Items from a data source
Begin

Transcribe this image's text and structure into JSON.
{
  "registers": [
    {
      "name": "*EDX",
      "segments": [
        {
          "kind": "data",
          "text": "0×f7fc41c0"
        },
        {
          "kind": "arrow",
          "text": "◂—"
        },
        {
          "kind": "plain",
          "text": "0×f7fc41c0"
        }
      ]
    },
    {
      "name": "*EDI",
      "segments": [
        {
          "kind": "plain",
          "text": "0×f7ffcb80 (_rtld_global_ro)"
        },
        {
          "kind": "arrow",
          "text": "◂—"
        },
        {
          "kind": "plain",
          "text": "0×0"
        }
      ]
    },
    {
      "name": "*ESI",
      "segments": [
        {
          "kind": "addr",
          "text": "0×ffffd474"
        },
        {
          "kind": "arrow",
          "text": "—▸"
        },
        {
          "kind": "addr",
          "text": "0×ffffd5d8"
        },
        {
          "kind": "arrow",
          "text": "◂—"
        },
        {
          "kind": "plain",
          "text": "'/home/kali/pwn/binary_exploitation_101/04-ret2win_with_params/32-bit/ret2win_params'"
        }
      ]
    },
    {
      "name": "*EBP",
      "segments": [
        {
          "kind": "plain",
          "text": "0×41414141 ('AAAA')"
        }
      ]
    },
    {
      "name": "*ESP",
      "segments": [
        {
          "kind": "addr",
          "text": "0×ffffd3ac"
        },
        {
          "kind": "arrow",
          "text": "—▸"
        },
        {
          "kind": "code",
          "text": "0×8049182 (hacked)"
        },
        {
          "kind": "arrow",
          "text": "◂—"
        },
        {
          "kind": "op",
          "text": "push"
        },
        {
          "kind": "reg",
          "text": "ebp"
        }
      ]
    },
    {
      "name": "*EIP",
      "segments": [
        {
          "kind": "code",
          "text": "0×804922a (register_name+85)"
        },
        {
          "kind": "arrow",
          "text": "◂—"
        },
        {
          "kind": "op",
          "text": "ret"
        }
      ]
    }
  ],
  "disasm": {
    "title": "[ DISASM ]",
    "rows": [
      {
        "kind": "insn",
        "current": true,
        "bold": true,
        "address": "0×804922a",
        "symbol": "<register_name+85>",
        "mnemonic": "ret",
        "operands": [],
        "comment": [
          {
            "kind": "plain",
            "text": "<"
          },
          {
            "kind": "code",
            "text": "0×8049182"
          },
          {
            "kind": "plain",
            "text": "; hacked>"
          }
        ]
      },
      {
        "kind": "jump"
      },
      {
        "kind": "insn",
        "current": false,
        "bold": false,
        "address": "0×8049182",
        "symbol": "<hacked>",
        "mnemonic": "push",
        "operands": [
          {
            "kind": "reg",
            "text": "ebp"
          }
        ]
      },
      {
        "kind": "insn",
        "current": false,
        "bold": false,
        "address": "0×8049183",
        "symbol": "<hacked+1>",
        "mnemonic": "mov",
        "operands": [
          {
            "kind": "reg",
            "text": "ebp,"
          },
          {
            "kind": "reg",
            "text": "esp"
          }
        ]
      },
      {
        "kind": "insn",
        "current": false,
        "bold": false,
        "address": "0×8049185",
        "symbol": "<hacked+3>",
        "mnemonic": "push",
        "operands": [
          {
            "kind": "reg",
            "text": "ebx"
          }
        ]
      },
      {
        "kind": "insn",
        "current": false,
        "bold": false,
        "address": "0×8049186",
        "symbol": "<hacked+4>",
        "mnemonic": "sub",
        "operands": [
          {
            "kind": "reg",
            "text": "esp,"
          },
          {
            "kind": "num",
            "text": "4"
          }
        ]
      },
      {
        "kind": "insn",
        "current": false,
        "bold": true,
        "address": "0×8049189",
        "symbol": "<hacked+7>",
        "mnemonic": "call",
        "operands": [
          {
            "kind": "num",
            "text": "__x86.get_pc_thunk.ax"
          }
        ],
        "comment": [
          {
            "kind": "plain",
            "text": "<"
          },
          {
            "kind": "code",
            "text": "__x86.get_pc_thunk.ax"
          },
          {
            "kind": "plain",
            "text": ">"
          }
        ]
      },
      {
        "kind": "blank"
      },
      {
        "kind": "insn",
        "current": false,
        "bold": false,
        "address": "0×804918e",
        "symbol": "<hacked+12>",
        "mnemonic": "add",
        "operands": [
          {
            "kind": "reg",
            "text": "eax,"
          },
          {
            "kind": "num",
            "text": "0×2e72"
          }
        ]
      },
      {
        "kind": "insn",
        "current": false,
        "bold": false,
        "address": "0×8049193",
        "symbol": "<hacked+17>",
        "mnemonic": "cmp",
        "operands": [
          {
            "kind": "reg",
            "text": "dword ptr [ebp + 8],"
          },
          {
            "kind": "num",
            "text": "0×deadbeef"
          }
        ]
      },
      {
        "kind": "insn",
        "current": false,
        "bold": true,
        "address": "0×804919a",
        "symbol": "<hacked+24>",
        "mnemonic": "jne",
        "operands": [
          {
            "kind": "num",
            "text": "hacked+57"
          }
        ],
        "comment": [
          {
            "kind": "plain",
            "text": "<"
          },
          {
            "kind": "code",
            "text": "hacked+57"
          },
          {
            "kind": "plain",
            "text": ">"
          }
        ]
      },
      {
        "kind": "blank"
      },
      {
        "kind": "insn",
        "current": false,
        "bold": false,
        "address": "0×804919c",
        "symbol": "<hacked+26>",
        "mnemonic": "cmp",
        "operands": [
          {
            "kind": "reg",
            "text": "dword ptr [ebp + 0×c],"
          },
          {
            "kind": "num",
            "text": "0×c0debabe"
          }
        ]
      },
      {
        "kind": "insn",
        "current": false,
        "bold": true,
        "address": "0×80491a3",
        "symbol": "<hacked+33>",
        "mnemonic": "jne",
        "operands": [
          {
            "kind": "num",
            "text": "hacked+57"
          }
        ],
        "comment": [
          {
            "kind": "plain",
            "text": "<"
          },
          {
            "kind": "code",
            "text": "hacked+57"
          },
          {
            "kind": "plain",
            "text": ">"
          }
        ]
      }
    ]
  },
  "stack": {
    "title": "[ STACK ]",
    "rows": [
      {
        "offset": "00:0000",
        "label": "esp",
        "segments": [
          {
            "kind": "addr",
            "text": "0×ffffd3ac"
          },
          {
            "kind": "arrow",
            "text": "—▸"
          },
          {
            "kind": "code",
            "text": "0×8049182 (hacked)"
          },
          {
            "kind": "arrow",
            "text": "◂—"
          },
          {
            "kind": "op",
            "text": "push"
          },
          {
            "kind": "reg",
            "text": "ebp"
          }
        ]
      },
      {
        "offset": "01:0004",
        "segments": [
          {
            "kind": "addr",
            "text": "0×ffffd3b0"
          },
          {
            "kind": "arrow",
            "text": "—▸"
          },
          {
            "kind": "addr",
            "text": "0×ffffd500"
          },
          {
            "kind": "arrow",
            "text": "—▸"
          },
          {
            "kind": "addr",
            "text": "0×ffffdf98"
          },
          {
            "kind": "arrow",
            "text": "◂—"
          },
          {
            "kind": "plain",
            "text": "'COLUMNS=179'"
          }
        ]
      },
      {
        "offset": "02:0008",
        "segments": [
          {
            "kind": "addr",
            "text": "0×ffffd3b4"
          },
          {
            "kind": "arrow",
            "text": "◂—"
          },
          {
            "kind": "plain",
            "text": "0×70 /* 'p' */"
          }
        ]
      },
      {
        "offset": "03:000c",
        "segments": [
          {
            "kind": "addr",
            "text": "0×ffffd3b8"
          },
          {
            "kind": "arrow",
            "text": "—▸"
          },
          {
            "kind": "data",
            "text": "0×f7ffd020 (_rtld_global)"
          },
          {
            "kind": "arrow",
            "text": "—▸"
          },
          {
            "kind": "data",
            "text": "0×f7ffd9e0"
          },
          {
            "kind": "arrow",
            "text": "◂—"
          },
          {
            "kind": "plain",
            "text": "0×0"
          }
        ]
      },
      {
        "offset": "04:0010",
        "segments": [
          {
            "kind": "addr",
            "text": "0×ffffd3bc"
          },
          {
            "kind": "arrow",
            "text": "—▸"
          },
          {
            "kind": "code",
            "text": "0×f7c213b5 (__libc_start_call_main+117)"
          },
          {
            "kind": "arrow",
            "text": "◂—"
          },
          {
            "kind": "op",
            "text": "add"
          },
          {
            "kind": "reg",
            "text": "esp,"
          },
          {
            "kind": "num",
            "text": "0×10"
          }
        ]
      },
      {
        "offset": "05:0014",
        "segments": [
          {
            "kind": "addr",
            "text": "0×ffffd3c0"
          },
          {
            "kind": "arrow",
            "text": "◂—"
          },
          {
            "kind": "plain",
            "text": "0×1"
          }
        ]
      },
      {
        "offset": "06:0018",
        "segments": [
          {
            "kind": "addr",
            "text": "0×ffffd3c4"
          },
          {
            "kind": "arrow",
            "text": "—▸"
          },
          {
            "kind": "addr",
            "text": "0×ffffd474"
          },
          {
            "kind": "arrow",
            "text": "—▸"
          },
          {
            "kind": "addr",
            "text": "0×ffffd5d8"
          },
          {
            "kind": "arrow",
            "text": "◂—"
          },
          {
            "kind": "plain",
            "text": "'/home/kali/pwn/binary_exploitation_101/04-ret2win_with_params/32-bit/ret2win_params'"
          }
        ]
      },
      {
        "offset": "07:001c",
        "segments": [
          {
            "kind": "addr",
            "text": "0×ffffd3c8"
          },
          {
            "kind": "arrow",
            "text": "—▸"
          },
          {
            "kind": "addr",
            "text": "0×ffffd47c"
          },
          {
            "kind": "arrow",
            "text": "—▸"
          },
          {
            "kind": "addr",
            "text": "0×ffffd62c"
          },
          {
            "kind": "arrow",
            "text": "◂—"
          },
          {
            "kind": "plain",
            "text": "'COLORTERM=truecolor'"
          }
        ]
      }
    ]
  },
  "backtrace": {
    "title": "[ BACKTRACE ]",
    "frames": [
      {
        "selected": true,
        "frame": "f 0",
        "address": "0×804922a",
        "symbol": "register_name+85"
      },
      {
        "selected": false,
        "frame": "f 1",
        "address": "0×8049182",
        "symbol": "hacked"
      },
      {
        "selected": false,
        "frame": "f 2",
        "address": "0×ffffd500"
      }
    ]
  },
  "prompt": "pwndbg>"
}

End

What you have to do:
Extract each line holding the word "home" from the records.

Solution to the problem:
          "text": "'/home/kali/pwn/binary_exploitation_101/04-ret2win_with_params/32-bit/ret2win_params'"
            "text": "'/home/kali/pwn/binary_exploitation_101/04-ret2win_with_params/32-bit/ret2win_params'"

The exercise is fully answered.